[Stored entries]
▬▬▬▬▬▬▬▬▬▬

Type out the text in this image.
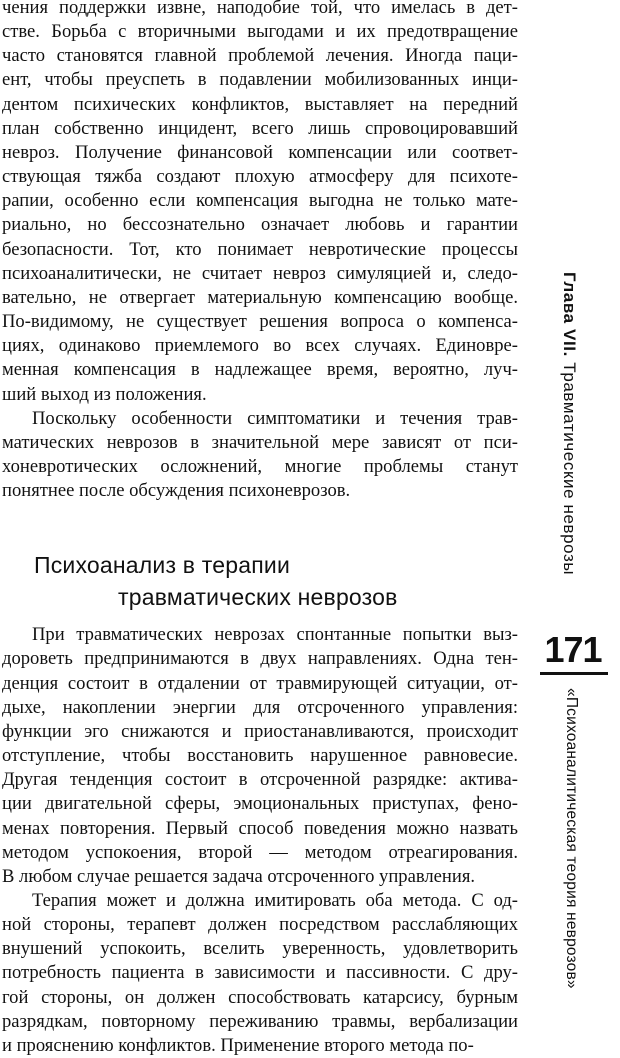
чения поддержки извне, наподобие той, что имелась в дет-
стве. Борьба с вторичными выгодами и их предотвращение
часто становятся главной проблемой лечения. Иногда паци-
ент, чтобы преуспеть в подавлении мобилизованных инци-
дентом психических конфликтов, выставляет на передний
план собственно инцидент, всего лишь спровоцировавший
невроз. Получение финансовой компенсации или соответ-
ствующая тяжба создают плохую атмосферу для психоте-
рапии, особенно если компенсация выгодна не только мате-
риально, но бессознательно означает любовь и гарантии
безопасности. Тот, кто понимает невротические процессы
психоаналитически, не считает невроз симуляцией и, следо-
вательно, не отвергает материальную компенсацию вообще.
По-видимому, не существует решения вопроса о компенса-
циях, одинаково приемлемого во всех случаях. Единовре-
менная компенсация в надлежащее время, вероятно, луч-
ший выход из положения.

Поскольку особенности симптоматики и течения трав-
матических неврозов в значительной мере зависят от пси-
хоневротических осложнений, многие проблемы станут
понятнее после обсуждения психоневрозов.

Психоанализ в терапии
травматических неврозов

При травматических неврозах спонтанные попытки выз-
дороветь предпринимаются в двух направлениях. Одна тен-
денция состоит в отдалении от травмирующей ситуации, от-
дыхе, накоплении энергии для отсроченного управления:
функции эго снижаются и приостанавливаются, происходит
отступление, чтобы восстановить нарушенное равновесие.
Другая тенденция состоит в отсроченной разрядке: активa-
ции двигательной сферы, эмоциональных приступах, фено-
менах повторения. Первый способ поведения можно назвать
методом успокоения, второй — методом отреагирования.
В любом случае решается задача отсроченного управления.

Терапия может и должна имитировать оба метода. С од-
ной стороны, терапевт должен посредством расслабляющих
внушений успокоить, вселить уверенность, удовлетворить
потребность пациента в зависимости и пассивности. С дру-
гой стороны, он должен способствовать катарсису, бурным
разрядкам, повторному переживанию травмы, вербализации
и прояснению конфликтов. Применение второго метода по-

Глава VII. Травматические неврозы
171
«Психоаналитическая теория неврозов»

▬▬▬▬▬▬▬▬▬▬

# TASK TO COMPLETE:
Output all the records, word for word, with no pictures in the copy.

# CORRECT OUTPUT:
Type out the text in this image.
чения поддержки извне, наподобие той, что имелась в дет-
стве. Борьба с вторичными выгодами и их предотвращение
часто становятся главной проблемой лечения. Иногда паци-
ент, чтобы преуспеть в подавлении мобилизованных инци-
дентом психических конфликтов, выставляет на передний
план собственно инцидент, всего лишь спровоцировавший
невроз. Получение финансовой компенсации или соответ-
ствующая тяжба создают плохую атмосферу для психоте-
рапии, особенно если компенсация выгодна не только мате-
риально, но бессознательно означает любовь и гарантии
безопасности. Тот, кто понимает невротические процессы
психоаналитически, не считает невроз симуляцией и, следо-
вательно, не отвергает материальную компенсацию вообще.
По-видимому, не существует решения вопроса о компенса-
циях, одинаково приемлемого во всех случаях. Единовре-
менная компенсация в надлежащее время, вероятно, луч-
ший выход из положения.

Поскольку особенности симптоматики и течения трав-
матических неврозов в значительной мере зависят от пси-
хоневротических осложнений, многие проблемы станут
понятнее после обсуждения психоневрозов.

Психоанализ в терапии
травматических неврозов

При травматических неврозах спонтанные попытки выз-
дороветь предпринимаются в двух направлениях. Одна тен-
денция состоит в отдалении от травмирующей ситуации, от-
дыхе, накоплении энергии для отсроченного управления:
функции эго снижаются и приостанавливаются, происходит
отступление, чтобы восстановить нарушенное равновесие.
Другая тенденция состоит в отсроченной разрядке: активa-
ции двигательной сферы, эмоциональных приступах, фено-
менах повторения. Первый способ поведения можно назвать
методом успокоения, второй — методом отреагирования.
В любом случае решается задача отсроченного управления.

Терапия может и должна имитировать оба метода. С од-
ной стороны, терапевт должен посредством расслабляющих
внушений успокоить, вселить уверенность, удовлетворить
потребность пациента в зависимости и пассивности. С дру-
гой стороны, он должен способствовать катарсису, бурным
разрядкам, повторному переживанию травмы, вербализации
и прояснению конфликтов. Применение второго метода по-

Глава VII. Травматические неврозы
171
«Психоаналитическая теория неврозов»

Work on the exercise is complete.